### GIVEN TASK
Track down the lines that contain "Scholes" and copy them.

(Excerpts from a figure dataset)
+++++

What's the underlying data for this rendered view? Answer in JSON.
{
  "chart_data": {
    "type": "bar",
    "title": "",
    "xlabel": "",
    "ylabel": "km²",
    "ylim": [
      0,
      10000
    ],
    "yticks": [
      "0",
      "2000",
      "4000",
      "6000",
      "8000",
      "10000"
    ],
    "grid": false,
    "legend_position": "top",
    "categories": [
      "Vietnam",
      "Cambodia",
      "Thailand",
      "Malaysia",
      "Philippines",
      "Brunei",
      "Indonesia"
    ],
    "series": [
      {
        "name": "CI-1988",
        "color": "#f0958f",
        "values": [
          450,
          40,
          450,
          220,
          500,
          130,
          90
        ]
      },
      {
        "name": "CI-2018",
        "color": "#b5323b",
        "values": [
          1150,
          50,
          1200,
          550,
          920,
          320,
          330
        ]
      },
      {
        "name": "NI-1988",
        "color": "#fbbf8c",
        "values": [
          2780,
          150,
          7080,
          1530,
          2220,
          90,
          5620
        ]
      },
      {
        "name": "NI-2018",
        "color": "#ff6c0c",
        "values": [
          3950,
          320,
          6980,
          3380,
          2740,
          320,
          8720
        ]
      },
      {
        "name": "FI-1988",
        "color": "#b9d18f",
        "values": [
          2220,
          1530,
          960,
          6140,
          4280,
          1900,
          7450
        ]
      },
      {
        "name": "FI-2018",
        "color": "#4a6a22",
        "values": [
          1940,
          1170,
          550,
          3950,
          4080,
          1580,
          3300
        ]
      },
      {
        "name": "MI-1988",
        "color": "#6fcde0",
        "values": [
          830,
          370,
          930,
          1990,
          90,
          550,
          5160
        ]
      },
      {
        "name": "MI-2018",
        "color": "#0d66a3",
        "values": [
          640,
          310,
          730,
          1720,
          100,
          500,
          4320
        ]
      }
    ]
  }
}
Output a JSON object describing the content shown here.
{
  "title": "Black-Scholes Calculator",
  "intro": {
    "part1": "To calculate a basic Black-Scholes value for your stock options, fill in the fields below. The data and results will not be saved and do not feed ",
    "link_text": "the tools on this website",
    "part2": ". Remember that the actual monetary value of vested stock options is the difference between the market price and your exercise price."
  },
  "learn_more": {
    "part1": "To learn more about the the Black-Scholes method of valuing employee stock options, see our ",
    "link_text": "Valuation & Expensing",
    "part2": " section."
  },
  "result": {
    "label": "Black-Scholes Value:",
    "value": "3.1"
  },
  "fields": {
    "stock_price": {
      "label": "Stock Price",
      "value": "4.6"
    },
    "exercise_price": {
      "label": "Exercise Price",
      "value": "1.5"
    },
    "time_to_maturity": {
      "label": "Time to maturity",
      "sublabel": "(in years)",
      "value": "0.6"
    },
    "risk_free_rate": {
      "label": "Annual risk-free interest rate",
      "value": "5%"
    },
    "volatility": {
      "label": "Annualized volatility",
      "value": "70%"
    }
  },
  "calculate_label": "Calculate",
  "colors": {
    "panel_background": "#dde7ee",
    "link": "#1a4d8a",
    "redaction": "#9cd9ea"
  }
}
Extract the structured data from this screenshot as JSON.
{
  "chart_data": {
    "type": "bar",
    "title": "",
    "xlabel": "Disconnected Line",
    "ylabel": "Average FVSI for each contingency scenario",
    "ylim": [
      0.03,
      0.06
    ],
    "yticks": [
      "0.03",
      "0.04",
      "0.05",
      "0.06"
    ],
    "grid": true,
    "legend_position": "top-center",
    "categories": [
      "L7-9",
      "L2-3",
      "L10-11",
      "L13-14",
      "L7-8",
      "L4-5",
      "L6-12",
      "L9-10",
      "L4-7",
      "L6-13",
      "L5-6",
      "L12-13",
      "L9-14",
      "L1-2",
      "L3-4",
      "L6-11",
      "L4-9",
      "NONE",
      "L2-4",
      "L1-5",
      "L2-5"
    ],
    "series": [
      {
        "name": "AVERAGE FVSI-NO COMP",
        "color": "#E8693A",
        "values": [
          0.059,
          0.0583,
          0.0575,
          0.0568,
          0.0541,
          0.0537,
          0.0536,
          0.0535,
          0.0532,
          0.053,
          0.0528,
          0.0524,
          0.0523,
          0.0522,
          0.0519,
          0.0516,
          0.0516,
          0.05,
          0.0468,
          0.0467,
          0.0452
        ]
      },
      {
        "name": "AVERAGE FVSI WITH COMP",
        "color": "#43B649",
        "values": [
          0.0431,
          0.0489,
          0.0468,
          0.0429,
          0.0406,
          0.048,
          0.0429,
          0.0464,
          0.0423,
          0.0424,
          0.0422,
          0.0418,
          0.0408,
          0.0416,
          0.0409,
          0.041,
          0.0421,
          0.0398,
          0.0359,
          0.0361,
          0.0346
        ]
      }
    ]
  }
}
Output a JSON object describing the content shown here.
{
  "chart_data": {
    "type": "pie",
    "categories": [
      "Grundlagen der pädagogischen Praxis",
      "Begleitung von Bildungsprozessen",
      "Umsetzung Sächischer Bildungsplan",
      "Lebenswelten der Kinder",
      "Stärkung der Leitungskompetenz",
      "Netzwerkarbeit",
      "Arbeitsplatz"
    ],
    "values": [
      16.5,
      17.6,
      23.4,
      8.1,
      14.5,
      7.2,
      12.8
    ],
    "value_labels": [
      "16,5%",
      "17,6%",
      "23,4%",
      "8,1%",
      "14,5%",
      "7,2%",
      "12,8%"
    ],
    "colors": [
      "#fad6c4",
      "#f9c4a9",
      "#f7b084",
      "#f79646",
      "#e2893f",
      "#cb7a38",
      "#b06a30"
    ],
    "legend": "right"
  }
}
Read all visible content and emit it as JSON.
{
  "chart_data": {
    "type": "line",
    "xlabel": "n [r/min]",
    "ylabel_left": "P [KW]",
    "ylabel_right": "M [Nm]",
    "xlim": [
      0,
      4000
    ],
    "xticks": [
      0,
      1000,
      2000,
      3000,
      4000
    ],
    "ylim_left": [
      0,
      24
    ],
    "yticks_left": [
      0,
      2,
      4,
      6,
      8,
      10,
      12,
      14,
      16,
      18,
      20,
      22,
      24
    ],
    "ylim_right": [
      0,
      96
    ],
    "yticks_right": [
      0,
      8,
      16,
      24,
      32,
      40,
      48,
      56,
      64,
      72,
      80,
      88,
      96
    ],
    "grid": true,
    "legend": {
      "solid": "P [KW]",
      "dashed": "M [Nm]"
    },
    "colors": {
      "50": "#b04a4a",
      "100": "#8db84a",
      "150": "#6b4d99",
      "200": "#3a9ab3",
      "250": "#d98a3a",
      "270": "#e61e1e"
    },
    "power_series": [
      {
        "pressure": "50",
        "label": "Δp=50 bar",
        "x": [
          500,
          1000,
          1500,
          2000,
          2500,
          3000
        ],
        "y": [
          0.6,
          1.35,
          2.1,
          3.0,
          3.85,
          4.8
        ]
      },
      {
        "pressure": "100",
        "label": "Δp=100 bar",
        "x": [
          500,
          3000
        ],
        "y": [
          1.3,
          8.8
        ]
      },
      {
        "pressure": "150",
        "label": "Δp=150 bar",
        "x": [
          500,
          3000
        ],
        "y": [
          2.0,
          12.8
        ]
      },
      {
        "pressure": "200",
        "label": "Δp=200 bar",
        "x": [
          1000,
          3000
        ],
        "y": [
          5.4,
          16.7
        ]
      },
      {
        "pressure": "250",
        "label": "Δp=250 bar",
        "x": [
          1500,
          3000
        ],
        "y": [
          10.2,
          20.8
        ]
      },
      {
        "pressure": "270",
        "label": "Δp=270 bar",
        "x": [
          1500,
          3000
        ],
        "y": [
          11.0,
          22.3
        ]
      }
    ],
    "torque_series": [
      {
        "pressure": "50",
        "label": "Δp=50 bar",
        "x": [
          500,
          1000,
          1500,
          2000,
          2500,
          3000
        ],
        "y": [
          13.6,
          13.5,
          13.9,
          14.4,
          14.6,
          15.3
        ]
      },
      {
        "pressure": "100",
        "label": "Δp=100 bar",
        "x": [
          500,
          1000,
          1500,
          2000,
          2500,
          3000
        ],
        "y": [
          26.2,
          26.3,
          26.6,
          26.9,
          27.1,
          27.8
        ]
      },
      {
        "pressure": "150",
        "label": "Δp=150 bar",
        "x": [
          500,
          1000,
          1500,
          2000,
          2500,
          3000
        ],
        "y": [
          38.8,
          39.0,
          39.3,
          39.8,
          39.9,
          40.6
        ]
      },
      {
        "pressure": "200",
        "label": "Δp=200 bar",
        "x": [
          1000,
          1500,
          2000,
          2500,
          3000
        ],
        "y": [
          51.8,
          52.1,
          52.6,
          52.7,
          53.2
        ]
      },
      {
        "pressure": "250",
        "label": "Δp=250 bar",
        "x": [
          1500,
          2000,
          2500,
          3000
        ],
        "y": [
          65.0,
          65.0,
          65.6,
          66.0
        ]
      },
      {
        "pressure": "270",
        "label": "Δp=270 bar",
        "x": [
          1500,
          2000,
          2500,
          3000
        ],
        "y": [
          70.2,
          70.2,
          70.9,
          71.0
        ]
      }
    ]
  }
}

+++++

### SOLUTION
  "title": "Black-Scholes Calculator",
    "part1": "To calculate a basic Black-Scholes value for your stock options, fill in the fields below. The data and results will not be saved and do not feed ",
    "part1": "To learn more about the the Black-Scholes method of valuing employee stock options, see our ",
    "label": "Black-Scholes Value:",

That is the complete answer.